DESCRIPTION OF THE TASK — In the records below, find each line containing the word "регионального" and copy it.

:: EXTRACTED ENTRIES ::

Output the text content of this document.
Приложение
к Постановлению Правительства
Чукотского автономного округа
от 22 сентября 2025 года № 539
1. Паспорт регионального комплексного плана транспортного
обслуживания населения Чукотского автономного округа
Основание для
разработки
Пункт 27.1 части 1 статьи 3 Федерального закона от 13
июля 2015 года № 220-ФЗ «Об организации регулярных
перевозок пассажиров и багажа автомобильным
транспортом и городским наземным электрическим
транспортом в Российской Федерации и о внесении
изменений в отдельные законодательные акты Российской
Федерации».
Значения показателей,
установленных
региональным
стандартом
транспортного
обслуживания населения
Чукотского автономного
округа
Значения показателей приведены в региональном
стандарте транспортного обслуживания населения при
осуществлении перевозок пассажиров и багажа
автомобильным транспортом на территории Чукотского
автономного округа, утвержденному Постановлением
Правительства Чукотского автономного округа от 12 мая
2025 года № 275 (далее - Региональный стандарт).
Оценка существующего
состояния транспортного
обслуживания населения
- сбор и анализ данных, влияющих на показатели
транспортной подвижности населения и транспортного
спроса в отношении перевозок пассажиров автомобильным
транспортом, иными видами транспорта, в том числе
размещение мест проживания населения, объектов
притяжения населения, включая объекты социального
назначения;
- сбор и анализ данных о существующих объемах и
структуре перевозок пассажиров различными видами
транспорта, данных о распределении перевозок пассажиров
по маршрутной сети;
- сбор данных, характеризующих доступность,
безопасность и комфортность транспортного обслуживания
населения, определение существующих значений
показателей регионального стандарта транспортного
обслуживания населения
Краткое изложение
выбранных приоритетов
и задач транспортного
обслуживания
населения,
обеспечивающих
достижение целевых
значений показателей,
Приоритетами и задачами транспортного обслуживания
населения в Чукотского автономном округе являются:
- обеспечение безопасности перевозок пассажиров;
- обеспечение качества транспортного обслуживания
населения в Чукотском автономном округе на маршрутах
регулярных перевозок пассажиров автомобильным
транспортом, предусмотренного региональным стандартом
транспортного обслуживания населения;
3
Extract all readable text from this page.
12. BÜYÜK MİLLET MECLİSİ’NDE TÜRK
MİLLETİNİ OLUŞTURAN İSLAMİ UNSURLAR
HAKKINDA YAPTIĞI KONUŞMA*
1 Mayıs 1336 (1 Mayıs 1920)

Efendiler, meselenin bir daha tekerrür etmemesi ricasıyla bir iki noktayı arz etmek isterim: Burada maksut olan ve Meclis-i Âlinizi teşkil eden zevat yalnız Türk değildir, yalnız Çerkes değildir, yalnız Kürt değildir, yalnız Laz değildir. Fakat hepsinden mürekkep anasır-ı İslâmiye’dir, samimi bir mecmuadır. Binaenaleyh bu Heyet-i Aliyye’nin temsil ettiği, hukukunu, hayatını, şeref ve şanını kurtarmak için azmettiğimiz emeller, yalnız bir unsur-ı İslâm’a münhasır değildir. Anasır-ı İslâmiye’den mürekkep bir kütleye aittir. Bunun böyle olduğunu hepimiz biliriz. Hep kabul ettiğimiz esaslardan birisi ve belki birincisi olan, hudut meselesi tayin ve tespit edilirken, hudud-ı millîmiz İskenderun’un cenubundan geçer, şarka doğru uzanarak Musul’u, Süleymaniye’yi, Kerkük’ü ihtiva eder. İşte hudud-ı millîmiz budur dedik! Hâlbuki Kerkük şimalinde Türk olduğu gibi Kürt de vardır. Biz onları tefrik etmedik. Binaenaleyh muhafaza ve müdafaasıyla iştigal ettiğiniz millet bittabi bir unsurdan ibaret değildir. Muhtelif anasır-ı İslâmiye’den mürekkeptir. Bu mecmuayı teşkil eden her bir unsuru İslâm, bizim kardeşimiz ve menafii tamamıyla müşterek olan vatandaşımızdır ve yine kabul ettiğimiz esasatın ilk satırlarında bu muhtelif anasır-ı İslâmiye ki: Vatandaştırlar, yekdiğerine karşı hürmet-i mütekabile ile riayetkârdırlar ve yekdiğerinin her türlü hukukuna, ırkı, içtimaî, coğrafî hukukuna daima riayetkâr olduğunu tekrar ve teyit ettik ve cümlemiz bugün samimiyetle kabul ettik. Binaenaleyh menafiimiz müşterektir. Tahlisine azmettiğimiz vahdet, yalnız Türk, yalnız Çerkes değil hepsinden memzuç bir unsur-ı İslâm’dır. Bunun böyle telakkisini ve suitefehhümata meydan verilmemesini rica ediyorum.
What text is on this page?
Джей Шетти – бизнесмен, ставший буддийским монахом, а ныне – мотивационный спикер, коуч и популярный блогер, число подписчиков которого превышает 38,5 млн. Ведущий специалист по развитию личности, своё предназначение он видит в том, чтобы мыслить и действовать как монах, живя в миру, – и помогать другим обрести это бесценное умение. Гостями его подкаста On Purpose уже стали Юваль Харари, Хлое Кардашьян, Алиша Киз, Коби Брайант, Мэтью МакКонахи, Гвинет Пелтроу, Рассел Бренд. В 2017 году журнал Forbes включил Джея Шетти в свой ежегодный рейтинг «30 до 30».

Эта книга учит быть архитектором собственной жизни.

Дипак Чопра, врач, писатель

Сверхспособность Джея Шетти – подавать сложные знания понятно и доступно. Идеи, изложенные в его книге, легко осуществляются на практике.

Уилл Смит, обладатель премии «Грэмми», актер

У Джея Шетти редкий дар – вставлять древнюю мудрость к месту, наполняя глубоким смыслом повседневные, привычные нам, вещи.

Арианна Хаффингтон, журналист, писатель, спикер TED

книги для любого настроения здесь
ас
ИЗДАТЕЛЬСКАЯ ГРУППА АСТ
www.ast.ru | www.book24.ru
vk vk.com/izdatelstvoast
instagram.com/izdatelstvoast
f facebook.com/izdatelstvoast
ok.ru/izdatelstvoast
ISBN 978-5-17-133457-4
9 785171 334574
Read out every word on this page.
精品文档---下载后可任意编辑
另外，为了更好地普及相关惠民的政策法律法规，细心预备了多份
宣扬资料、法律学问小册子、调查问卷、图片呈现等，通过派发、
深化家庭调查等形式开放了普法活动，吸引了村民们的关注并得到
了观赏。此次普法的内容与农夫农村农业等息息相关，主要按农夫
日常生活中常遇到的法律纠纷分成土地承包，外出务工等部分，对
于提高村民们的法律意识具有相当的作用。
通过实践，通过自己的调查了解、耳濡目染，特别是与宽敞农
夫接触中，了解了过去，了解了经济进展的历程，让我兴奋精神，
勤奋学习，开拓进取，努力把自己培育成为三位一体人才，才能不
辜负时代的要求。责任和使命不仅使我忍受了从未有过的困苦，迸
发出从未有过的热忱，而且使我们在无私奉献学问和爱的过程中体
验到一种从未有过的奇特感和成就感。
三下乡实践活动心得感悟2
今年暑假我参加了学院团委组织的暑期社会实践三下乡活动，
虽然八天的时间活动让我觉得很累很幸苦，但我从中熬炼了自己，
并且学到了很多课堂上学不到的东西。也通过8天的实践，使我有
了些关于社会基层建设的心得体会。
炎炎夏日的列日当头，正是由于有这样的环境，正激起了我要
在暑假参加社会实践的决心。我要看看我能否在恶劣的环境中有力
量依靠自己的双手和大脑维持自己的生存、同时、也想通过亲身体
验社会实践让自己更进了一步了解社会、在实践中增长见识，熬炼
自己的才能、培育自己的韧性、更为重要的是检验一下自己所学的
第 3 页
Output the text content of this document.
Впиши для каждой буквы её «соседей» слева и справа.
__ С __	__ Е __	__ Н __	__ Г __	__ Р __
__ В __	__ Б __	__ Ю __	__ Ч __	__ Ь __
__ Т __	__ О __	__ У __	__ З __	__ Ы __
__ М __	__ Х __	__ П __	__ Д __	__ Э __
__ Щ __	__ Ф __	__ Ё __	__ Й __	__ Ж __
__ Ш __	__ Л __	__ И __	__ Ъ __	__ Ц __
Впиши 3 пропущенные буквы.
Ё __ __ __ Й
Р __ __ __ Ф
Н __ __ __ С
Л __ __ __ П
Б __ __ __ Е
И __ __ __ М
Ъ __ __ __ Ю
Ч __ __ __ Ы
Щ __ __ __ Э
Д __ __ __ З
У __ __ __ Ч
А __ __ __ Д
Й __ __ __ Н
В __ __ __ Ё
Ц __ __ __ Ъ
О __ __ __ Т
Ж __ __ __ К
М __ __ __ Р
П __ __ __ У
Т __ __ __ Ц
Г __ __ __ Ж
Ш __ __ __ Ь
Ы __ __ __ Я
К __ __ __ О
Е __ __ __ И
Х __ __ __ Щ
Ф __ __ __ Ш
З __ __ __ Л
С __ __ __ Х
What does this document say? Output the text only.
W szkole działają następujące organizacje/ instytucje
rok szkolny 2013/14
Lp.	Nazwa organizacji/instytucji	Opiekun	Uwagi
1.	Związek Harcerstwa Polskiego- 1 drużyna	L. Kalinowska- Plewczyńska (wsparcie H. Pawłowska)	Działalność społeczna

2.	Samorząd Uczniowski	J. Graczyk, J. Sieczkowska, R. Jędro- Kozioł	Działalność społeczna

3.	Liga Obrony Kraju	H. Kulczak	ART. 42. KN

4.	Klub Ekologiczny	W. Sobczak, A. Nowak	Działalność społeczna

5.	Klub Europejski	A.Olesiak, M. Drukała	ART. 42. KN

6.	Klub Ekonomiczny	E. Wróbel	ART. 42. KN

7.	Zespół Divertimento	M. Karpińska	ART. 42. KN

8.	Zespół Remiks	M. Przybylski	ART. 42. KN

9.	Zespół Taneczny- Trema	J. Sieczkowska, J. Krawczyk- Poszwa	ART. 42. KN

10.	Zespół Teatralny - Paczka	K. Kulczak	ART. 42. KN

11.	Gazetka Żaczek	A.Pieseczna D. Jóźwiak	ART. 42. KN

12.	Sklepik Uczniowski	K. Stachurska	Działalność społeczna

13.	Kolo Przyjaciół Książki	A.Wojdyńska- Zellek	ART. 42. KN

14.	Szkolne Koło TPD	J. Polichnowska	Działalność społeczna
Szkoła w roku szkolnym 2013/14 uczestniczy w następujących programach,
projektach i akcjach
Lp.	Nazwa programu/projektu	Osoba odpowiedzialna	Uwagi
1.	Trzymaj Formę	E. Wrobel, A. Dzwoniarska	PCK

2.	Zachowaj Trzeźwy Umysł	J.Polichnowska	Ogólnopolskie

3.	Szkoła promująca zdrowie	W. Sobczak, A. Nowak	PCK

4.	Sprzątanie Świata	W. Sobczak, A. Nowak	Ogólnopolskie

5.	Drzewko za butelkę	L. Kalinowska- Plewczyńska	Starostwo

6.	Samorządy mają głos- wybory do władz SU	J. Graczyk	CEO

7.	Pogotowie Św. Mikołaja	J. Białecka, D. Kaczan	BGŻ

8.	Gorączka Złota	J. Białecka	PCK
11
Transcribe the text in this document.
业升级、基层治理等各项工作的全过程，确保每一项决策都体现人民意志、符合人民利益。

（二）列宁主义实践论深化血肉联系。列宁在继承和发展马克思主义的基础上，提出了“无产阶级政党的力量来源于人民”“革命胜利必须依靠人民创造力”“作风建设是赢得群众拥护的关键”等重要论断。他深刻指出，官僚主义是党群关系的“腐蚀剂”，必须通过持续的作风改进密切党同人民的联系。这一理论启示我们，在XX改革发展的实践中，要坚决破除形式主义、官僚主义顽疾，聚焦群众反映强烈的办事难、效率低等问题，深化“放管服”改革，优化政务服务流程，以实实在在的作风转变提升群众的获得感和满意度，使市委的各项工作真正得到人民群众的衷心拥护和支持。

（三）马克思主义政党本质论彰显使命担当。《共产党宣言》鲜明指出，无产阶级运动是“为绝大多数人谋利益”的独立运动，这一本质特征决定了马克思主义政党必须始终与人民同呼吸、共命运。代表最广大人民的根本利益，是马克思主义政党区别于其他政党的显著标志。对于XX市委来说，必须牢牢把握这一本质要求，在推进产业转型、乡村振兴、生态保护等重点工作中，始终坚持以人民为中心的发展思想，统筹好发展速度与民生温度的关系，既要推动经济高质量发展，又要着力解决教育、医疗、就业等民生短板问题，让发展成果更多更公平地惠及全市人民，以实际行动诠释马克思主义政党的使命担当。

:::

WRITTEN SOLUTION —
1. Паспорт регионального комплексного плана транспортного
показателей регионального стандарта транспортного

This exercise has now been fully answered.